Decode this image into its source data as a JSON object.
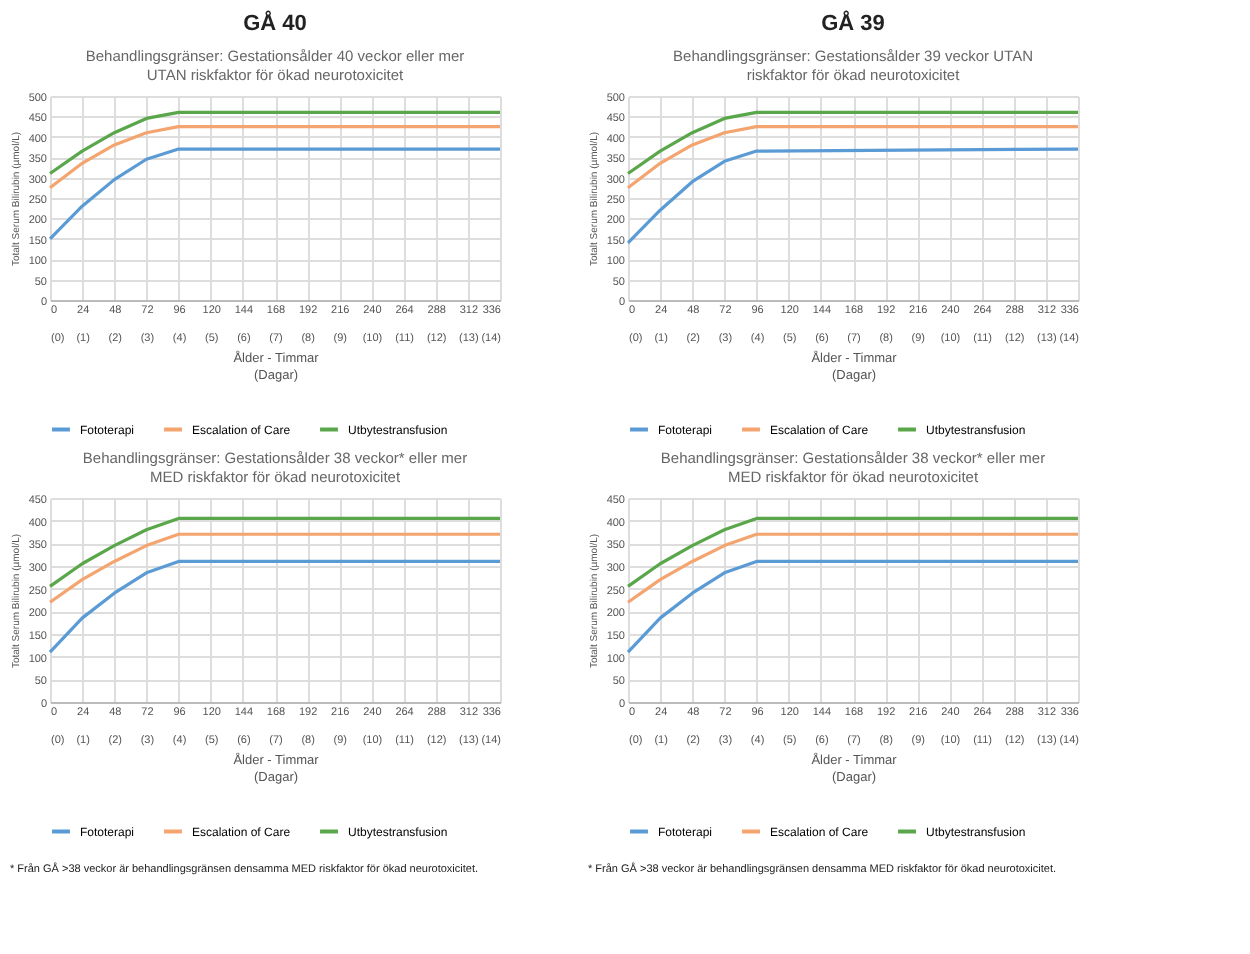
{
  "chart_data": [
    {
      "type": "line",
      "title": "Behandlingsgränser: Gestationsålder 40 veckor eller mer\nUTAN riskfaktor för ökad neurotoxicitet",
      "xlabel": "Ålder - Timmar\n(Dagar)",
      "ylabel": "Totalt Serum Bilirubin (µmol/L)",
      "annotations": [
        "GÅ 40"
      ],
      "x": [
        0,
        24,
        48,
        72,
        96,
        336
      ],
      "series": [
        {
          "name": "Fototerapi",
          "color": "#5b9bd5",
          "values": [
            150,
            230,
            295,
            345,
            370,
            370
          ]
        },
        {
          "name": "Escalation of Care",
          "color": "#f4a46e",
          "values": [
            275,
            335,
            380,
            410,
            425,
            425
          ]
        },
        {
          "name": "Utbytestransfusion",
          "color": "#5aa64a",
          "values": [
            310,
            365,
            410,
            445,
            460,
            460
          ]
        }
      ],
      "xlim": [
        0,
        336
      ],
      "xticks": [
        0,
        24,
        48,
        72,
        96,
        120,
        144,
        168,
        192,
        216,
        240,
        264,
        288,
        312,
        336
      ],
      "x2lim": [
        0,
        14
      ],
      "x2ticks": [
        {
          "value": 0,
          "label": "(0)"
        },
        {
          "value": 1,
          "label": "(1)"
        },
        {
          "value": 2,
          "label": "(2)"
        },
        {
          "value": 3,
          "label": "(3)"
        },
        {
          "value": 4,
          "label": "(4)"
        },
        {
          "value": 5,
          "label": "(5)"
        },
        {
          "value": 6,
          "label": "(6)"
        },
        {
          "value": 7,
          "label": "(7)"
        },
        {
          "value": 8,
          "label": "(8)"
        },
        {
          "value": 9,
          "label": "(9)"
        },
        {
          "value": 10,
          "label": "(10)"
        },
        {
          "value": 11,
          "label": "(11)"
        },
        {
          "value": 12,
          "label": "(12)"
        },
        {
          "value": 13,
          "label": "(13)"
        },
        {
          "value": 14,
          "label": "(14)"
        }
      ],
      "ylim": [
        0,
        500
      ],
      "yticks": [
        0,
        50,
        100,
        150,
        200,
        250,
        300,
        350,
        400,
        450,
        500
      ],
      "grid": true,
      "legend": "bottom",
      "marker": "none",
      "line_style": "solid"
    },
    {
      "type": "line",
      "title": "Behandlingsgränser: Gestationsålder 39 veckor UTAN\nriskfaktor för ökad neurotoxicitet",
      "xlabel": "Ålder - Timmar\n(Dagar)",
      "ylabel": "Totalt Serum Bilirubin (µmol/L)",
      "annotations": [
        "GÅ 39"
      ],
      "x": [
        0,
        24,
        48,
        72,
        96,
        336
      ],
      "series": [
        {
          "name": "Fototerapi",
          "color": "#5b9bd5",
          "values": [
            140,
            220,
            290,
            340,
            365,
            370
          ]
        },
        {
          "name": "Escalation of Care",
          "color": "#f4a46e",
          "values": [
            275,
            335,
            380,
            410,
            425,
            425
          ]
        },
        {
          "name": "Utbytestransfusion",
          "color": "#5aa64a",
          "values": [
            310,
            365,
            410,
            445,
            460,
            460
          ]
        }
      ],
      "xlim": [
        0,
        336
      ],
      "xticks": [
        0,
        24,
        48,
        72,
        96,
        120,
        144,
        168,
        192,
        216,
        240,
        264,
        288,
        312,
        336
      ],
      "x2lim": [
        0,
        14
      ],
      "x2ticks": [
        {
          "value": 0,
          "label": "(0)"
        },
        {
          "value": 1,
          "label": "(1)"
        },
        {
          "value": 2,
          "label": "(2)"
        },
        {
          "value": 3,
          "label": "(3)"
        },
        {
          "value": 4,
          "label": "(4)"
        },
        {
          "value": 5,
          "label": "(5)"
        },
        {
          "value": 6,
          "label": "(6)"
        },
        {
          "value": 7,
          "label": "(7)"
        },
        {
          "value": 8,
          "label": "(8)"
        },
        {
          "value": 9,
          "label": "(9)"
        },
        {
          "value": 10,
          "label": "(10)"
        },
        {
          "value": 11,
          "label": "(11)"
        },
        {
          "value": 12,
          "label": "(12)"
        },
        {
          "value": 13,
          "label": "(13)"
        },
        {
          "value": 14,
          "label": "(14)"
        }
      ],
      "ylim": [
        0,
        500
      ],
      "yticks": [
        0,
        50,
        100,
        150,
        200,
        250,
        300,
        350,
        400,
        450,
        500
      ],
      "grid": true,
      "legend": "bottom",
      "marker": "none",
      "line_style": "solid"
    },
    {
      "type": "line",
      "title": "Behandlingsgränser: Gestationsålder 38 veckor* eller mer\nMED riskfaktor för ökad neurotoxicitet",
      "xlabel": "Ålder - Timmar\n(Dagar)",
      "ylabel": "Totalt Serum Bilirubin (µmol/L)",
      "annotations": [
        "* Från GÅ >38 veckor är behandlingsgränsen densamma MED riskfaktor för ökad neurotoxicitet."
      ],
      "x": [
        0,
        24,
        48,
        72,
        96,
        336
      ],
      "series": [
        {
          "name": "Fototerapi",
          "color": "#5b9bd5",
          "values": [
            110,
            185,
            240,
            285,
            310,
            310
          ]
        },
        {
          "name": "Escalation of Care",
          "color": "#f4a46e",
          "values": [
            220,
            270,
            310,
            345,
            370,
            370
          ]
        },
        {
          "name": "Utbytestransfusion",
          "color": "#5aa64a",
          "values": [
            255,
            305,
            345,
            380,
            405,
            405
          ]
        }
      ],
      "xlim": [
        0,
        336
      ],
      "xticks": [
        0,
        24,
        48,
        72,
        96,
        120,
        144,
        168,
        192,
        216,
        240,
        264,
        288,
        312,
        336
      ],
      "x2lim": [
        0,
        14
      ],
      "x2ticks": [
        {
          "value": 0,
          "label": "(0)"
        },
        {
          "value": 1,
          "label": "(1)"
        },
        {
          "value": 2,
          "label": "(2)"
        },
        {
          "value": 3,
          "label": "(3)"
        },
        {
          "value": 4,
          "label": "(4)"
        },
        {
          "value": 5,
          "label": "(5)"
        },
        {
          "value": 6,
          "label": "(6)"
        },
        {
          "value": 7,
          "label": "(7)"
        },
        {
          "value": 8,
          "label": "(8)"
        },
        {
          "value": 9,
          "label": "(9)"
        },
        {
          "value": 10,
          "label": "(10)"
        },
        {
          "value": 11,
          "label": "(11)"
        },
        {
          "value": 12,
          "label": "(12)"
        },
        {
          "value": 13,
          "label": "(13)"
        },
        {
          "value": 14,
          "label": "(14)"
        }
      ],
      "ylim": [
        0,
        450
      ],
      "yticks": [
        0,
        50,
        100,
        150,
        200,
        250,
        300,
        350,
        400,
        450
      ],
      "grid": true,
      "legend": "bottom",
      "marker": "none",
      "line_style": "solid"
    },
    {
      "type": "line",
      "title": "Behandlingsgränser: Gestationsålder 38 veckor* eller mer\nMED riskfaktor för ökad neurotoxicitet",
      "xlabel": "Ålder - Timmar\n(Dagar)",
      "ylabel": "Totalt Serum Bilirubin (µmol/L)",
      "annotations": [
        "* Från GÅ >38 veckor är behandlingsgränsen densamma MED riskfaktor för ökad neurotoxicitet."
      ],
      "x": [
        0,
        24,
        48,
        72,
        96,
        336
      ],
      "series": [
        {
          "name": "Fototerapi",
          "color": "#5b9bd5",
          "values": [
            110,
            185,
            240,
            285,
            310,
            310
          ]
        },
        {
          "name": "Escalation of Care",
          "color": "#f4a46e",
          "values": [
            220,
            270,
            310,
            345,
            370,
            370
          ]
        },
        {
          "name": "Utbytestransfusion",
          "color": "#5aa64a",
          "values": [
            255,
            305,
            345,
            380,
            405,
            405
          ]
        }
      ],
      "xlim": [
        0,
        336
      ],
      "xticks": [
        0,
        24,
        48,
        72,
        96,
        120,
        144,
        168,
        192,
        216,
        240,
        264,
        288,
        312,
        336
      ],
      "x2lim": [
        0,
        14
      ],
      "x2ticks": [
        {
          "value": 0,
          "label": "(0)"
        },
        {
          "value": 1,
          "label": "(1)"
        },
        {
          "value": 2,
          "label": "(2)"
        },
        {
          "value": 3,
          "label": "(3)"
        },
        {
          "value": 4,
          "label": "(4)"
        },
        {
          "value": 5,
          "label": "(5)"
        },
        {
          "value": 6,
          "label": "(6)"
        },
        {
          "value": 7,
          "label": "(7)"
        },
        {
          "value": 8,
          "label": "(8)"
        },
        {
          "value": 9,
          "label": "(9)"
        },
        {
          "value": 10,
          "label": "(10)"
        },
        {
          "value": 11,
          "label": "(11)"
        },
        {
          "value": 12,
          "label": "(12)"
        },
        {
          "value": 13,
          "label": "(13)"
        },
        {
          "value": 14,
          "label": "(14)"
        }
      ],
      "ylim": [
        0,
        450
      ],
      "yticks": [
        0,
        50,
        100,
        150,
        200,
        250,
        300,
        350,
        400,
        450
      ],
      "grid": true,
      "legend": "bottom",
      "marker": "none",
      "line_style": "solid"
    }
  ]
}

Goal of the exercise:
Pick out and copy every line that contains the word "Gestationsålder".

Answer below:
      "title": "Behandlingsgränser: Gestationsålder 40 veckor eller mer\nUTAN riskfaktor för ökad neurotoxicitet",
      "title": "Behandlingsgränser: Gestationsålder 39 veckor UTAN\nriskfaktor för ökad neurotoxicitet",
      "title": "Behandlingsgränser: Gestationsålder 38 veckor* eller mer\nMED riskfaktor för ökad neurotoxicitet",
      "title": "Behandlingsgränser: Gestationsålder 38 veckor* eller mer\nMED riskfaktor för ökad neurotoxicitet",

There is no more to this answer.